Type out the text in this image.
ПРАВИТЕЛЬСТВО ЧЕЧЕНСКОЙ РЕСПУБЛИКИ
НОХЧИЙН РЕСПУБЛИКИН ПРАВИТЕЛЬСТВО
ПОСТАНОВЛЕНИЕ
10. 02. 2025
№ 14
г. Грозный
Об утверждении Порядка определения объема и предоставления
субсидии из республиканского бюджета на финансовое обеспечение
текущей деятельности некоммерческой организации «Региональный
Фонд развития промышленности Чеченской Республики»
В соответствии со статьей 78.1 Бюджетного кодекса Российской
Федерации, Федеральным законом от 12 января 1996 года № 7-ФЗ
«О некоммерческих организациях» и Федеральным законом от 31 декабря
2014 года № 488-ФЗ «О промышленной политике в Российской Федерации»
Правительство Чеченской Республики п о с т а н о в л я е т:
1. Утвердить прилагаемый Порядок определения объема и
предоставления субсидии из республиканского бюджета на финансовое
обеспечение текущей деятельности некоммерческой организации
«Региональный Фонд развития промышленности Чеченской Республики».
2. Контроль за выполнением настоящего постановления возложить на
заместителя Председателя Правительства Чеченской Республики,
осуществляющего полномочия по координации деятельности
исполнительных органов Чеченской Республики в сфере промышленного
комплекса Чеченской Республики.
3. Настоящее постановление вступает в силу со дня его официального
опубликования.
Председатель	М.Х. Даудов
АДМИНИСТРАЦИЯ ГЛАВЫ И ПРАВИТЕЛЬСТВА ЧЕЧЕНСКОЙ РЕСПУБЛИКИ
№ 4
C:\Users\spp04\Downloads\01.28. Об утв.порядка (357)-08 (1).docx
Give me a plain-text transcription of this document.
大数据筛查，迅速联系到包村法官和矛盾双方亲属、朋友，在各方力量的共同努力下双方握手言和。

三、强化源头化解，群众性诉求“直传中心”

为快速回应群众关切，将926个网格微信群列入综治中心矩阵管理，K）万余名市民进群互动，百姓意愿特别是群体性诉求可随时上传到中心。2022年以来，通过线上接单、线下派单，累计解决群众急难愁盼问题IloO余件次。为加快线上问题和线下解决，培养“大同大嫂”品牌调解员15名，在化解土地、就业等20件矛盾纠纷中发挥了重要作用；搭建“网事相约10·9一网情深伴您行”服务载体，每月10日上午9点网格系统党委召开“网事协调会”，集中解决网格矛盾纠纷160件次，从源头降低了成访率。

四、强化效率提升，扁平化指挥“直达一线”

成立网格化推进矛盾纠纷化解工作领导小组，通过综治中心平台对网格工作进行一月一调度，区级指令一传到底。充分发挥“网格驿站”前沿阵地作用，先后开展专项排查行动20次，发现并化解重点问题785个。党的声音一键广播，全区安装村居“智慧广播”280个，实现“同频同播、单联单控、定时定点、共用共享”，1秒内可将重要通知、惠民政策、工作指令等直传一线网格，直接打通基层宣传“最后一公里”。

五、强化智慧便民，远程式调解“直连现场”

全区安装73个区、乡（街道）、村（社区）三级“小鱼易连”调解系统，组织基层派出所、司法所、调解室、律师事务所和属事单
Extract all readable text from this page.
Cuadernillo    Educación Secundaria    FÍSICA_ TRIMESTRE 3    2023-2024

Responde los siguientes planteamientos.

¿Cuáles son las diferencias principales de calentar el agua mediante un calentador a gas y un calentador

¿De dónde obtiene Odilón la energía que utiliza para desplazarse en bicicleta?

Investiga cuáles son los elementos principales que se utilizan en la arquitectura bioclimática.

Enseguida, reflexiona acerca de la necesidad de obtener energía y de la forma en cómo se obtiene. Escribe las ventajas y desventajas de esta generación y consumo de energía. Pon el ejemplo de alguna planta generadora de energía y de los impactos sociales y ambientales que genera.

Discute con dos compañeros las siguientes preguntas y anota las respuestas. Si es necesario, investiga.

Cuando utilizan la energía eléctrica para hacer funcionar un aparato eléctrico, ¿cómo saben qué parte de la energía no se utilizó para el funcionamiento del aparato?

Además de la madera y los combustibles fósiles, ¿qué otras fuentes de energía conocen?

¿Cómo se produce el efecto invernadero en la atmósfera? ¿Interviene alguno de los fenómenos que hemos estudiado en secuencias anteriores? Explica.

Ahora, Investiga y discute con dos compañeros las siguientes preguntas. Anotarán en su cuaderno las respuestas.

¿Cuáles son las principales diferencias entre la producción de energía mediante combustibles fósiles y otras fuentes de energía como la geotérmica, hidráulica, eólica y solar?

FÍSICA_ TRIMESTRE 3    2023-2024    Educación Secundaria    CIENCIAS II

········

_WHAT IS ASKED_: Transcribe all entries exactly as they are given.

_WORKED SOLUTION_:
Type out the text in this image.
ПРАВИТЕЛЬСТВО ЧЕЧЕНСКОЙ РЕСПУБЛИКИ
НОХЧИЙН РЕСПУБЛИКИН ПРАВИТЕЛЬСТВО
ПОСТАНОВЛЕНИЕ
10. 02. 2025
№ 14
г. Грозный
Об утверждении Порядка определения объема и предоставления
субсидии из республиканского бюджета на финансовое обеспечение
текущей деятельности некоммерческой организации «Региональный
Фонд развития промышленности Чеченской Республики»
В соответствии со статьей 78.1 Бюджетного кодекса Российской
Федерации, Федеральным законом от 12 января 1996 года № 7-ФЗ
«О некоммерческих организациях» и Федеральным законом от 31 декабря
2014 года № 488-ФЗ «О промышленной политике в Российской Федерации»
Правительство Чеченской Республики п о с т а н о в л я е т:
1. Утвердить прилагаемый Порядок определения объема и
предоставления субсидии из республиканского бюджета на финансовое
обеспечение текущей деятельности некоммерческой организации
«Региональный Фонд развития промышленности Чеченской Республики».
2. Контроль за выполнением настоящего постановления возложить на
заместителя Председателя Правительства Чеченской Республики,
осуществляющего полномочия по координации деятельности
исполнительных органов Чеченской Республики в сфере промышленного
комплекса Чеченской Республики.
3. Настоящее постановление вступает в силу со дня его официального
опубликования.
Председатель	М.Х. Даудов
АДМИНИСТРАЦИЯ ГЛАВЫ И ПРАВИТЕЛЬСТВА ЧЕЧЕНСКОЙ РЕСПУБЛИКИ
№ 4
C:\Users\spp04\Downloads\01.28. Об утв.порядка (357)-08 (1).docx
Give me a plain-text transcription of this document.
大数据筛查，迅速联系到包村法官和矛盾双方亲属、朋友，在各方力量的共同努力下双方握手言和。

三、强化源头化解，群众性诉求“直传中心”

为快速回应群众关切，将926个网格微信群列入综治中心矩阵管理，K）万余名市民进群互动，百姓意愿特别是群体性诉求可随时上传到中心。2022年以来，通过线上接单、线下派单，累计解决群众急难愁盼问题IloO余件次。为加快线上问题和线下解决，培养“大同大嫂”品牌调解员15名，在化解土地、就业等20件矛盾纠纷中发挥了重要作用；搭建“网事相约10·9一网情深伴您行”服务载体，每月10日上午9点网格系统党委召开“网事协调会”，集中解决网格矛盾纠纷160件次，从源头降低了成访率。

四、强化效率提升，扁平化指挥“直达一线”

成立网格化推进矛盾纠纷化解工作领导小组，通过综治中心平台对网格工作进行一月一调度，区级指令一传到底。充分发挥“网格驿站”前沿阵地作用，先后开展专项排查行动20次，发现并化解重点问题785个。党的声音一键广播，全区安装村居“智慧广播”280个，实现“同频同播、单联单控、定时定点、共用共享”，1秒内可将重要通知、惠民政策、工作指令等直传一线网格，直接打通基层宣传“最后一公里”。

五、强化智慧便民，远程式调解“直连现场”

全区安装73个区、乡（街道）、村（社区）三级“小鱼易连”调解系统，组织基层派出所、司法所、调解室、律师事务所和属事单
Extract all readable text from this page.
Cuadernillo    Educación Secundaria    FÍSICA_ TRIMESTRE 3    2023-2024

Responde los siguientes planteamientos.

¿Cuáles son las diferencias principales de calentar el agua mediante un calentador a gas y un calentador

¿De dónde obtiene Odilón la energía que utiliza para desplazarse en bicicleta?

Investiga cuáles son los elementos principales que se utilizan en la arquitectura bioclimática.

Enseguida, reflexiona acerca de la necesidad de obtener energía y de la forma en cómo se obtiene. Escribe las ventajas y desventajas de esta generación y consumo de energía. Pon el ejemplo de alguna planta generadora de energía y de los impactos sociales y ambientales que genera.

Discute con dos compañeros las siguientes preguntas y anota las respuestas. Si es necesario, investiga.

Cuando utilizan la energía eléctrica para hacer funcionar un aparato eléctrico, ¿cómo saben qué parte de la energía no se utilizó para el funcionamiento del aparato?

Además de la madera y los combustibles fósiles, ¿qué otras fuentes de energía conocen?

¿Cómo se produce el efecto invernadero en la atmósfera? ¿Interviene alguno de los fenómenos que hemos estudiado en secuencias anteriores? Explica.

Ahora, Investiga y discute con dos compañeros las siguientes preguntas. Anotarán en su cuaderno las respuestas.

¿Cuáles son las principales diferencias entre la producción de energía mediante combustibles fósiles y otras fuentes de energía como la geotérmica, hidráulica, eólica y solar?

FÍSICA_ TRIMESTRE 3    2023-2024    Educación Secundaria    CIENCIAS II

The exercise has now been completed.